:: Information provided

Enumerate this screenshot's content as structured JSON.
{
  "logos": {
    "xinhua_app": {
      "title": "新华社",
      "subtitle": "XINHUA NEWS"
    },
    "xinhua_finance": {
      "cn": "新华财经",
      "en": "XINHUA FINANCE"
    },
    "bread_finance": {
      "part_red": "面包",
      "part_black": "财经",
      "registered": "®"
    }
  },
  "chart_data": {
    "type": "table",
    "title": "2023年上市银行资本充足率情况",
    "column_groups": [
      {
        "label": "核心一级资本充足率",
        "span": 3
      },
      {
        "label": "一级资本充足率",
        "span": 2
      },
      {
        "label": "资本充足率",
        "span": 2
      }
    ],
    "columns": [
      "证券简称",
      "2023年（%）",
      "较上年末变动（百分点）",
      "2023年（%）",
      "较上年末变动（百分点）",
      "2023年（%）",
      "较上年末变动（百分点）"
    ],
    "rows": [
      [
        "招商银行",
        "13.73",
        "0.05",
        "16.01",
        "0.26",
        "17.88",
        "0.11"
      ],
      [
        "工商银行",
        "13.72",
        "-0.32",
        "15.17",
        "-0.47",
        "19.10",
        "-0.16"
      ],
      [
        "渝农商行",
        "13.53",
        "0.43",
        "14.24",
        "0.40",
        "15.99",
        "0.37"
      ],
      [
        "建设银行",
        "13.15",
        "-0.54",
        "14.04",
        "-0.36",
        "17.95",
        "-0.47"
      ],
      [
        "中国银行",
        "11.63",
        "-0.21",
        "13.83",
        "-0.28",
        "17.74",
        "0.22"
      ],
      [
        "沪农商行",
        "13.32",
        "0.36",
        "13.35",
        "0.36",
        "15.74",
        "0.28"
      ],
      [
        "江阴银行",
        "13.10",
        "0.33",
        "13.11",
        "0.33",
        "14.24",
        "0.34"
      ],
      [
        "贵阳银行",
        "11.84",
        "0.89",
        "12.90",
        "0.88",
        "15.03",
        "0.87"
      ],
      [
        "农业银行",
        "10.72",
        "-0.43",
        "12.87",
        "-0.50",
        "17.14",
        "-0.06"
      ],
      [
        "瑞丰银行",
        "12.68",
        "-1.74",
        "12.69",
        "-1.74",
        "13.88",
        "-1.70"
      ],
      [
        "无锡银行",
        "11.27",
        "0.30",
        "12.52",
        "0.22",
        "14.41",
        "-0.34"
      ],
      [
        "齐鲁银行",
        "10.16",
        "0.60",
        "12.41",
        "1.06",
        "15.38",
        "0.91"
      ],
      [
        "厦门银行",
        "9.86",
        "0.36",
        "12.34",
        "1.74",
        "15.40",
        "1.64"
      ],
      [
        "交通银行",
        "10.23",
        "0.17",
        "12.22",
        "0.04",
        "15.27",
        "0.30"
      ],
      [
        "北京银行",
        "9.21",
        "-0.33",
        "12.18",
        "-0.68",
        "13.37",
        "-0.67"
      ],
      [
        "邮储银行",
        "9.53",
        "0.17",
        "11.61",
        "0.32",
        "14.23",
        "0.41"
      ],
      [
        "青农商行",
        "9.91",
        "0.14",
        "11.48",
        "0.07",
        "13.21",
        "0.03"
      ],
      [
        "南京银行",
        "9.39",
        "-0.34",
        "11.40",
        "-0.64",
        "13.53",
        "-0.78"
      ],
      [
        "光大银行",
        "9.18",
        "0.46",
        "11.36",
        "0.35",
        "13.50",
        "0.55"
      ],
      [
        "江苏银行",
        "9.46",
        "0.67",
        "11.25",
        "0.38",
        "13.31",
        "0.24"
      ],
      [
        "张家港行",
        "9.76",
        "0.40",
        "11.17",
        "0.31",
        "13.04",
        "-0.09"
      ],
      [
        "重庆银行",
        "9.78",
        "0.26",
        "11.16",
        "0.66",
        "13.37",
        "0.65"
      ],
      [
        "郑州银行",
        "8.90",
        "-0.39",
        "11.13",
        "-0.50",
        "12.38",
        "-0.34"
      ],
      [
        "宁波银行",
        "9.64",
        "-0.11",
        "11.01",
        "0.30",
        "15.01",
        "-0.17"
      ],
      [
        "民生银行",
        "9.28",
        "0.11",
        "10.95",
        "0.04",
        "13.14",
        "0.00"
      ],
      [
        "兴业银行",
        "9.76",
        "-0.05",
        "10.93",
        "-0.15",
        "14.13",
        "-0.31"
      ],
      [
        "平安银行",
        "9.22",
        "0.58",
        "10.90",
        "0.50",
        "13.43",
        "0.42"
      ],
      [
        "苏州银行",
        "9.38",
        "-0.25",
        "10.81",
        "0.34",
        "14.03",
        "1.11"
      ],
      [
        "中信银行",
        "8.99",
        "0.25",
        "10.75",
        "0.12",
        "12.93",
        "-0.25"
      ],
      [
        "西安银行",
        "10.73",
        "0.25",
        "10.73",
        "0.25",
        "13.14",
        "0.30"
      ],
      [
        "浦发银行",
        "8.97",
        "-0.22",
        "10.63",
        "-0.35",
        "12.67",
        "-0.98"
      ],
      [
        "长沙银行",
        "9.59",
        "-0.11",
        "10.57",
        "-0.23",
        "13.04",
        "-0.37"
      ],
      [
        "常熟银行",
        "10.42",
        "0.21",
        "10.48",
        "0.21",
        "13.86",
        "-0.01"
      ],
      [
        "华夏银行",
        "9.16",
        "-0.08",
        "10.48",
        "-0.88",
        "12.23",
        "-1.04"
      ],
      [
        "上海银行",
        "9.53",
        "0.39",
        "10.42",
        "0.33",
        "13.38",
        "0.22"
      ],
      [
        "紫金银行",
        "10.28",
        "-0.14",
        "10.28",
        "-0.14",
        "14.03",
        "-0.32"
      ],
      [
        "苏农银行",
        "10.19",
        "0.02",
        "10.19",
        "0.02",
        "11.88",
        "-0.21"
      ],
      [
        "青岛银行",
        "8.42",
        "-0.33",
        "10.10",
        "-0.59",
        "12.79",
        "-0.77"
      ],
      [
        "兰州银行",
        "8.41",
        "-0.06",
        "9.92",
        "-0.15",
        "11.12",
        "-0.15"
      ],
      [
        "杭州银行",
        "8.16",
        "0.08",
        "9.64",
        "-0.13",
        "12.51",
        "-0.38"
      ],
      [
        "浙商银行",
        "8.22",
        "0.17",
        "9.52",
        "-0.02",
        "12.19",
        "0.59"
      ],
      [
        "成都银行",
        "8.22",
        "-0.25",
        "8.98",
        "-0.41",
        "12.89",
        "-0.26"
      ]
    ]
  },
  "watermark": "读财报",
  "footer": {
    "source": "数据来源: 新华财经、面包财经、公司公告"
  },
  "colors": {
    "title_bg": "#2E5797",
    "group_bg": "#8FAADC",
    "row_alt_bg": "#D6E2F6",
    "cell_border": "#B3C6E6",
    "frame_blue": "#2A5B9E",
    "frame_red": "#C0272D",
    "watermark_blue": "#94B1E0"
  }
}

::::

> Given instruction
Every line above should be written out again exactly as it stands.

> Response to the exercise
Enumerate this screenshot's content as structured JSON.
{
  "logos": {
    "xinhua_app": {
      "title": "新华社",
      "subtitle": "XINHUA NEWS"
    },
    "xinhua_finance": {
      "cn": "新华财经",
      "en": "XINHUA FINANCE"
    },
    "bread_finance": {
      "part_red": "面包",
      "part_black": "财经",
      "registered": "®"
    }
  },
  "chart_data": {
    "type": "table",
    "title": "2023年上市银行资本充足率情况",
    "column_groups": [
      {
        "label": "核心一级资本充足率",
        "span": 3
      },
      {
        "label": "一级资本充足率",
        "span": 2
      },
      {
        "label": "资本充足率",
        "span": 2
      }
    ],
    "columns": [
      "证券简称",
      "2023年（%）",
      "较上年末变动（百分点）",
      "2023年（%）",
      "较上年末变动（百分点）",
      "2023年（%）",
      "较上年末变动（百分点）"
    ],
    "rows": [
      [
        "招商银行",
        "13.73",
        "0.05",
        "16.01",
        "0.26",
        "17.88",
        "0.11"
      ],
      [
        "工商银行",
        "13.72",
        "-0.32",
        "15.17",
        "-0.47",
        "19.10",
        "-0.16"
      ],
      [
        "渝农商行",
        "13.53",
        "0.43",
        "14.24",
        "0.40",
        "15.99",
        "0.37"
      ],
      [
        "建设银行",
        "13.15",
        "-0.54",
        "14.04",
        "-0.36",
        "17.95",
        "-0.47"
      ],
      [
        "中国银行",
        "11.63",
        "-0.21",
        "13.83",
        "-0.28",
        "17.74",
        "0.22"
      ],
      [
        "沪农商行",
        "13.32",
        "0.36",
        "13.35",
        "0.36",
        "15.74",
        "0.28"
      ],
      [
        "江阴银行",
        "13.10",
        "0.33",
        "13.11",
        "0.33",
        "14.24",
        "0.34"
      ],
      [
        "贵阳银行",
        "11.84",
        "0.89",
        "12.90",
        "0.88",
        "15.03",
        "0.87"
      ],
      [
        "农业银行",
        "10.72",
        "-0.43",
        "12.87",
        "-0.50",
        "17.14",
        "-0.06"
      ],
      [
        "瑞丰银行",
        "12.68",
        "-1.74",
        "12.69",
        "-1.74",
        "13.88",
        "-1.70"
      ],
      [
        "无锡银行",
        "11.27",
        "0.30",
        "12.52",
        "0.22",
        "14.41",
        "-0.34"
      ],
      [
        "齐鲁银行",
        "10.16",
        "0.60",
        "12.41",
        "1.06",
        "15.38",
        "0.91"
      ],
      [
        "厦门银行",
        "9.86",
        "0.36",
        "12.34",
        "1.74",
        "15.40",
        "1.64"
      ],
      [
        "交通银行",
        "10.23",
        "0.17",
        "12.22",
        "0.04",
        "15.27",
        "0.30"
      ],
      [
        "北京银行",
        "9.21",
        "-0.33",
        "12.18",
        "-0.68",
        "13.37",
        "-0.67"
      ],
      [
        "邮储银行",
        "9.53",
        "0.17",
        "11.61",
        "0.32",
        "14.23",
        "0.41"
      ],
      [
        "青农商行",
        "9.91",
        "0.14",
        "11.48",
        "0.07",
        "13.21",
        "0.03"
      ],
      [
        "南京银行",
        "9.39",
        "-0.34",
        "11.40",
        "-0.64",
        "13.53",
        "-0.78"
      ],
      [
        "光大银行",
        "9.18",
        "0.46",
        "11.36",
        "0.35",
        "13.50",
        "0.55"
      ],
      [
        "江苏银行",
        "9.46",
        "0.67",
        "11.25",
        "0.38",
        "13.31",
        "0.24"
      ],
      [
        "张家港行",
        "9.76",
        "0.40",
        "11.17",
        "0.31",
        "13.04",
        "-0.09"
      ],
      [
        "重庆银行",
        "9.78",
        "0.26",
        "11.16",
        "0.66",
        "13.37",
        "0.65"
      ],
      [
        "郑州银行",
        "8.90",
        "-0.39",
        "11.13",
        "-0.50",
        "12.38",
        "-0.34"
      ],
      [
        "宁波银行",
        "9.64",
        "-0.11",
        "11.01",
        "0.30",
        "15.01",
        "-0.17"
      ],
      [
        "民生银行",
        "9.28",
        "0.11",
        "10.95",
        "0.04",
        "13.14",
        "0.00"
      ],
      [
        "兴业银行",
        "9.76",
        "-0.05",
        "10.93",
        "-0.15",
        "14.13",
        "-0.31"
      ],
      [
        "平安银行",
        "9.22",
        "0.58",
        "10.90",
        "0.50",
        "13.43",
        "0.42"
      ],
      [
        "苏州银行",
        "9.38",
        "-0.25",
        "10.81",
        "0.34",
        "14.03",
        "1.11"
      ],
      [
        "中信银行",
        "8.99",
        "0.25",
        "10.75",
        "0.12",
        "12.93",
        "-0.25"
      ],
      [
        "西安银行",
        "10.73",
        "0.25",
        "10.73",
        "0.25",
        "13.14",
        "0.30"
      ],
      [
        "浦发银行",
        "8.97",
        "-0.22",
        "10.63",
        "-0.35",
        "12.67",
        "-0.98"
      ],
      [
        "长沙银行",
        "9.59",
        "-0.11",
        "10.57",
        "-0.23",
        "13.04",
        "-0.37"
      ],
      [
        "常熟银行",
        "10.42",
        "0.21",
        "10.48",
        "0.21",
        "13.86",
        "-0.01"
      ],
      [
        "华夏银行",
        "9.16",
        "-0.08",
        "10.48",
        "-0.88",
        "12.23",
        "-1.04"
      ],
      [
        "上海银行",
        "9.53",
        "0.39",
        "10.42",
        "0.33",
        "13.38",
        "0.22"
      ],
      [
        "紫金银行",
        "10.28",
        "-0.14",
        "10.28",
        "-0.14",
        "14.03",
        "-0.32"
      ],
      [
        "苏农银行",
        "10.19",
        "0.02",
        "10.19",
        "0.02",
        "11.88",
        "-0.21"
      ],
      [
        "青岛银行",
        "8.42",
        "-0.33",
        "10.10",
        "-0.59",
        "12.79",
        "-0.77"
      ],
      [
        "兰州银行",
        "8.41",
        "-0.06",
        "9.92",
        "-0.15",
        "11.12",
        "-0.15"
      ],
      [
        "杭州银行",
        "8.16",
        "0.08",
        "9.64",
        "-0.13",
        "12.51",
        "-0.38"
      ],
      [
        "浙商银行",
        "8.22",
        "0.17",
        "9.52",
        "-0.02",
        "12.19",
        "0.59"
      ],
      [
        "成都银行",
        "8.22",
        "-0.25",
        "8.98",
        "-0.41",
        "12.89",
        "-0.26"
      ]
    ]
  },
  "watermark": "读财报",
  "footer": {
    "source": "数据来源: 新华财经、面包财经、公司公告"
  },
  "colors": {
    "title_bg": "#2E5797",
    "group_bg": "#8FAADC",
    "row_alt_bg": "#D6E2F6",
    "cell_border": "#B3C6E6",
    "frame_blue": "#2A5B9E",
    "frame_red": "#C0272D",
    "watermark_blue": "#94B1E0"
  }
}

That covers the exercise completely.